• Provided text
────────────────────────────────────────

As a socialist, the Minister should look at the history of privatisation in this country, which has been dreadful and appalling. Eircom was an unparalleled disaster. In addition, I can speak from experience, as somebody living in Dublin, about what Dublin City Council did with the bins. It was horrible.

It was another utter, total and disastrous mess. Filth and rubbish left all over the streets by these commercial companies are swept up by Dublin City Council. Consequently, the State is left cleaning up the mess after everything is privatised and this is absolutely classic. Members should consider the madness of the European Union, although I acknowledge the Minister will state we are obliged to do it. Recently, there was this stupid stuff about gender equality whereby women who are better drivers are obliged to pay more to be equal. This is insane and I note the Minister at that point did not wish to introduce that rubbish either. Further rubbish was inflicted on the people through the Minister for Health, when we were forced by Europe to allow below-cost cigarette selling. I do not blame the Minister for looking horrified.

Yes, because Ireland is not allowed to set a minimum price, thereby allowing one to sell below cost. Moreover, one can engage in any kind of advertising gimmickry because the European Court of Justice was swayed by the tobacco industry. This decision was forced through and the Minister should talk about it to his colleague, the Minister of Health, Deputy Reilly. I was furious about this decision and spoke violently against it.

I now speak strongly against this proposal. Ireland has the example of the Irish Hospitals' Sweepstake, which made a lot of money. It did not make much for the hospitals but made a hell of a lot for the McGraths. At least they were Irish but unless one is careful, this money will leave the country, which is absolutely appalling. I will reiterate a point I have made to the Minister regarding the national children's hospital, which is a wonderful project. I have tried to be honourable about it but of course would have preferred it to have been located at the Mater site, where it would have helped the metro, my area and so on. Moreover, I thought people were far too picky about the style and all the rest of it but the most important point is this hospital is needed. Nevertheless, Senator O'Donnell is correct to note this could be achieved with a special dedicated sweepstake. As I have told the Minister previously, I believe this association with the children's hospital was included to enable the Government to then state, "Don't hit me with the baby in me arms" and I do not believe this to be fair.

────────────────────────────────────────

• Record excerpts
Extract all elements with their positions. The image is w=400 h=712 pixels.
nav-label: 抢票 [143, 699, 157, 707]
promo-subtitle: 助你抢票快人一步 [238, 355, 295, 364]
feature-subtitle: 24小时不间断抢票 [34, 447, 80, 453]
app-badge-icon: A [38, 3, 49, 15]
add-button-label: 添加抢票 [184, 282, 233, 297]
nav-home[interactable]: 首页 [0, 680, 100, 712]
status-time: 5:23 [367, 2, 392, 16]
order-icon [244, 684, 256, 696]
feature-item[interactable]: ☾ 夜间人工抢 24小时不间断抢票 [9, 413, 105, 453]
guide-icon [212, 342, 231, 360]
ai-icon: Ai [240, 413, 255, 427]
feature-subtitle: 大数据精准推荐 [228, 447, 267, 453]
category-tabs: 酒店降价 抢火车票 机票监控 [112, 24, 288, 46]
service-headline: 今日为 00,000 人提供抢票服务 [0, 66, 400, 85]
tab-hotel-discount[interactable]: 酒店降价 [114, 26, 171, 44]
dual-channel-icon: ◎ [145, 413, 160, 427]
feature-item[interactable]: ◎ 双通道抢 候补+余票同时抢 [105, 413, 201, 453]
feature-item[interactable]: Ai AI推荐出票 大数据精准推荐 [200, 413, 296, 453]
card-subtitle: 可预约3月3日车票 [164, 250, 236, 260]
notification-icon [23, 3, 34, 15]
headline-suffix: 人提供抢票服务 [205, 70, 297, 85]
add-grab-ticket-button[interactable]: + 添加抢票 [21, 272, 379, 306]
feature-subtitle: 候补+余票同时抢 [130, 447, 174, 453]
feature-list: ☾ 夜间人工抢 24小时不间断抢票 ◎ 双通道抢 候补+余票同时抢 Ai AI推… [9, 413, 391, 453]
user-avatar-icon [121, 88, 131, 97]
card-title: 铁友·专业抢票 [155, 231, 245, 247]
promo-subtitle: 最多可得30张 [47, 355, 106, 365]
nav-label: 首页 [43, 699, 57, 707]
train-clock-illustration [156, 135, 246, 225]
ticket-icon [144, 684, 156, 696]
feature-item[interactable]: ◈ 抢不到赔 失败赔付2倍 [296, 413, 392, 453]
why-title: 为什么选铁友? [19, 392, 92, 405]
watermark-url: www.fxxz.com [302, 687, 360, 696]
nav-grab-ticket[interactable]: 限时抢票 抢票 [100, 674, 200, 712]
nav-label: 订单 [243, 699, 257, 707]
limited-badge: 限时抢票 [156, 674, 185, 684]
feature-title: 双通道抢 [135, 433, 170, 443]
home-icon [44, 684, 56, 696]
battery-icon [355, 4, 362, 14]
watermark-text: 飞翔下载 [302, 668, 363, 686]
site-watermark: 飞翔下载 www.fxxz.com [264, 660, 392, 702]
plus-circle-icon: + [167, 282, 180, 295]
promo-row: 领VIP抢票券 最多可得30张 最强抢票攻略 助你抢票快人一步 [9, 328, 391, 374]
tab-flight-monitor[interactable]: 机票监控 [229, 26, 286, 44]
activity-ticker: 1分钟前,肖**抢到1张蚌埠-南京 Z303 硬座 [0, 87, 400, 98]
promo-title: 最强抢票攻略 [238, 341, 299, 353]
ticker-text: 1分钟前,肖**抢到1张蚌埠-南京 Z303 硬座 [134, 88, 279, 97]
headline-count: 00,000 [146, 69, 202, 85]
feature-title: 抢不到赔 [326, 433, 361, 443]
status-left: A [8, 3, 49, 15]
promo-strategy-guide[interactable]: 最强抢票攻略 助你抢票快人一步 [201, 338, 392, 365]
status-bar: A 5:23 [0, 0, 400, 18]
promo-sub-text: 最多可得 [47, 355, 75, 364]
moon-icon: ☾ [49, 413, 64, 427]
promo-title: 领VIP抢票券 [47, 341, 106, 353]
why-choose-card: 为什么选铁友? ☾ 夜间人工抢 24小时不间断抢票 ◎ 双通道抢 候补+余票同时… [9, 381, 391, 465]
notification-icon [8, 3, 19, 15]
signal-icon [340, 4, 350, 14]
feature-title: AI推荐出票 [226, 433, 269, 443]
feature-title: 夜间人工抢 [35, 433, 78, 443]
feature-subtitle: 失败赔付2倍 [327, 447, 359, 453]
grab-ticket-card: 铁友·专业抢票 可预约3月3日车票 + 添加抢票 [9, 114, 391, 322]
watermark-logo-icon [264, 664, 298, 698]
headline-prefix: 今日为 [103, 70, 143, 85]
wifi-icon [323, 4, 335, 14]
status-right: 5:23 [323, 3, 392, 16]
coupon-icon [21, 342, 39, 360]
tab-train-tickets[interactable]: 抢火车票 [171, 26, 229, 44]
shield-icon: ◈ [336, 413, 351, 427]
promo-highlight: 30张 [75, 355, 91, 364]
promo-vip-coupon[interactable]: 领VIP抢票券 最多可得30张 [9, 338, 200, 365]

────────────────────────────────────────

• Exercises to complete
A: In the speech, who does the speaker say the Irish Hospitals' Sweepstake made a great deal of money for?
B: Write out the passage of the speech starting at "It was another" and ending at "for looking horrified.".
Answer from the speech alone, not from the items.

• Answers for the exercise
A: The McGraths.

B:
It was another utter, total and disastrous mess. Filth and rubbish left all over the streets by these commercial companies are swept up by Dublin City Council. Consequently, the State is left cleaning up the mess after everything is privatised and this is absolutely classic. Members should consider the madness of the European Union, although I acknowledge the Minister will state we are obliged to do it. Recently, there was this stupid stuff about gender equality whereby women who are better drivers are obliged to pay more to be equal. This is insane and I note the Minister at that point did not wish to introduce that rubbish either. Further rubbish was inflicted on the people through the Minister for Health, when we were forced by Europe to allow below-cost cigarette selling. I do not blame the Minister for looking horrified.